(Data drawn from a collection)
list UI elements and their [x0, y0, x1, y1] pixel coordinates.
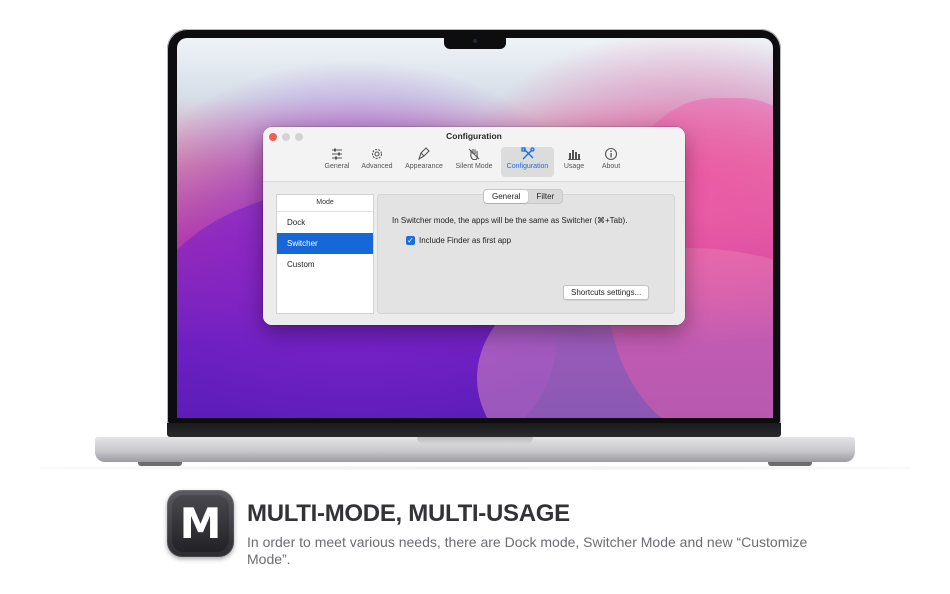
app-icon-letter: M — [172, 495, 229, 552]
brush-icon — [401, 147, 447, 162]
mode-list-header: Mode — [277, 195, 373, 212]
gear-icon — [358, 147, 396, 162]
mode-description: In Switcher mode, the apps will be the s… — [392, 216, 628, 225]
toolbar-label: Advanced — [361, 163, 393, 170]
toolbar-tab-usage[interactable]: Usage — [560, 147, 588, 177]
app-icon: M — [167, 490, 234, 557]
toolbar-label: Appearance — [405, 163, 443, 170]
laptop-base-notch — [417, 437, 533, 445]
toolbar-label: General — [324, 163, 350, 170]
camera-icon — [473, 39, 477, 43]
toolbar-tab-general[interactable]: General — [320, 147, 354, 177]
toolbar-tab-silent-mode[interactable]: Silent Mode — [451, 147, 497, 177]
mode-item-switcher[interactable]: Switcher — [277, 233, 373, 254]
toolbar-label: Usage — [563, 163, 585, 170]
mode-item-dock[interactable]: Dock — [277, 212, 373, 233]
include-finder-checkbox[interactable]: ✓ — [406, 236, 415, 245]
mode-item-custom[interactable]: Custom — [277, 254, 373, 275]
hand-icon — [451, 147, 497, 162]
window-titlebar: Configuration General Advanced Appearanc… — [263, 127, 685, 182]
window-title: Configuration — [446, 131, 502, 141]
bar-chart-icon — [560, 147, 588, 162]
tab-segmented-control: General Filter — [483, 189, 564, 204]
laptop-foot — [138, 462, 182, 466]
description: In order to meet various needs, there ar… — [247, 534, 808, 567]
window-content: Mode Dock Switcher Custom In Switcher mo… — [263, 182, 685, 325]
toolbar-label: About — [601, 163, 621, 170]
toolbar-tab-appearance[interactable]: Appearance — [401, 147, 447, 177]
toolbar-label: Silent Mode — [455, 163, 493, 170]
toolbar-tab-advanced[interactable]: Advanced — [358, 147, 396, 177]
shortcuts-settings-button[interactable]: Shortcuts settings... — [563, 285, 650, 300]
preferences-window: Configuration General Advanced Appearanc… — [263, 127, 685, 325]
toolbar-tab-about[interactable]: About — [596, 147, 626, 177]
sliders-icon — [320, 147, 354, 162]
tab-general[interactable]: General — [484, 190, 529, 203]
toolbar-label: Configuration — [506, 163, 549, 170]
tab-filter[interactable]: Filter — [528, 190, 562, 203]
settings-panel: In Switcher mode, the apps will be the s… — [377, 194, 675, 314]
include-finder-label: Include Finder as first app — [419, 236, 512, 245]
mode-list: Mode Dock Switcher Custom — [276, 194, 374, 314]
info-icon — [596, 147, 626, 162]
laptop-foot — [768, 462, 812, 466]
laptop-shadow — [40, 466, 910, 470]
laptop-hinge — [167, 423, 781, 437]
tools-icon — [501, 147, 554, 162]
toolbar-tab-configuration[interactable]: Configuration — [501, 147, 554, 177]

Directions for this task
Lay out every line of the rows above as a JSON list of strings, one string per line, skipping blank lines. Leave the pictures out of the answer.

Exercise output
[
  "list UI elements and their [x0, y0, x1, y1] pixel coordinates.",
  "app-icon-letter: M — [172, 495, 229, 552]",
  "brush-icon — [401, 147, 447, 162]",
  "mode-list-header: Mode — [277, 195, 373, 212]",
  "gear-icon — [358, 147, 396, 162]",
  "mode-description: In Switcher mode, the apps will be the s… — [392, 216, 628, 225]",
  "toolbar-label: Advanced — [361, 163, 393, 170]",
  "toolbar-tab-usage[interactable]: Usage — [560, 147, 588, 177]",
  "app-icon: M — [167, 490, 234, 557]",
  "toolbar-label: Appearance — [405, 163, 443, 170]",
  "laptop-base-notch — [417, 437, 533, 445]",
  "toolbar-label: General — [324, 163, 350, 170]",
  "camera-icon — [473, 39, 477, 43]",
  "toolbar-tab-general[interactable]: General — [320, 147, 354, 177]",
  "toolbar-tab-silent-mode[interactable]: Silent Mode — [451, 147, 497, 177]",
  "mode-item-switcher[interactable]: Switcher — [277, 233, 373, 254]",
  "toolbar-label: Usage — [563, 163, 585, 170]",
  "mode-item-dock[interactable]: Dock — [277, 212, 373, 233]",
  "include-finder-checkbox[interactable]: ✓ — [406, 236, 415, 245]",
  "mode-item-custom[interactable]: Custom — [277, 254, 373, 275]",
  "hand-icon — [451, 147, 497, 162]",
  "window-titlebar: Configuration General Advanced Appearanc… — [263, 127, 685, 182]",
  "window-title: Configuration — [446, 131, 502, 141]",
  "bar-chart-icon — [560, 147, 588, 162]",
  "tab-segmented-control: General Filter — [483, 189, 564, 204]",
  "laptop-foot — [138, 462, 182, 466]",
  "description: In order to meet various needs, there ar… — [247, 534, 808, 567]",
  "window-content: Mode Dock Switcher Custom In Switcher mo… — [263, 182, 685, 325]",
  "toolbar-label: About — [601, 163, 621, 170]",
  "toolbar-tab-appearance[interactable]: Appearance — [401, 147, 447, 177]",
  "toolbar-label: Silent Mode — [455, 163, 493, 170]",
  "toolbar-tab-advanced[interactable]: Advanced — [358, 147, 396, 177]",
  "shortcuts-settings-button[interactable]: Shortcuts settings... — [563, 285, 650, 300]",
  "preferences-window: Configuration General Advanced Appearanc… — [263, 127, 685, 325]",
  "toolbar-tab-about[interactable]: About — [596, 147, 626, 177]",
  "sliders-icon — [320, 147, 354, 162]",
  "tab-general[interactable]: General — [484, 190, 529, 203]",
  "toolbar-label: Configuration — [506, 163, 549, 170]",
  "tab-filter[interactable]: Filter — [528, 190, 562, 203]",
  "settings-panel: In Switcher mode, the apps will be the s… — [377, 194, 675, 314]",
  "include-finder-label: Include Finder as first app — [419, 236, 512, 245]",
  "mode-list: Mode Dock Switcher Custom — [276, 194, 374, 314]",
  "info-icon — [596, 147, 626, 162]",
  "laptop-foot — [768, 462, 812, 466]",
  "laptop-shadow — [40, 466, 910, 470]",
  "laptop-hinge — [167, 423, 781, 437]",
  "tools-icon — [501, 147, 554, 162]",
  "toolbar-tab-configuration[interactable]: Configuration — [501, 147, 554, 177]"
]